Instructions to follow: Repeat everything in the material exactly.
============
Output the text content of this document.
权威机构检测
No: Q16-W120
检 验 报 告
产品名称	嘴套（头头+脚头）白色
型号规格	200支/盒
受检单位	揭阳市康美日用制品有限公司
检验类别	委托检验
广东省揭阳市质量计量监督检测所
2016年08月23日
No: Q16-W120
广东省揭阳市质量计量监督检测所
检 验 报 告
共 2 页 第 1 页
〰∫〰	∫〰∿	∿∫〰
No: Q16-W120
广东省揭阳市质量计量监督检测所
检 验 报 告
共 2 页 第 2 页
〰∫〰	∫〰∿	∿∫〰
============
Expected output:
Output the text content of this document.
权威机构检测
No: Q16-W120
检 验 报 告
产品名称	嘴套（头头+脚头）白色
型号规格	200支/盒
受检单位	揭阳市康美日用制品有限公司
检验类别	委托检验
广东省揭阳市质量计量监督检测所
2016年08月23日
No: Q16-W120
广东省揭阳市质量计量监督检测所
检 验 报 告
共 2 页 第 1 页
〰∫〰	∫〰∿	∿∫〰
No: Q16-W120
广东省揭阳市质量计量监督检测所
检 验 报 告
共 2 页 第 2 页
〰∫〰	∫〰∿	∿∫〰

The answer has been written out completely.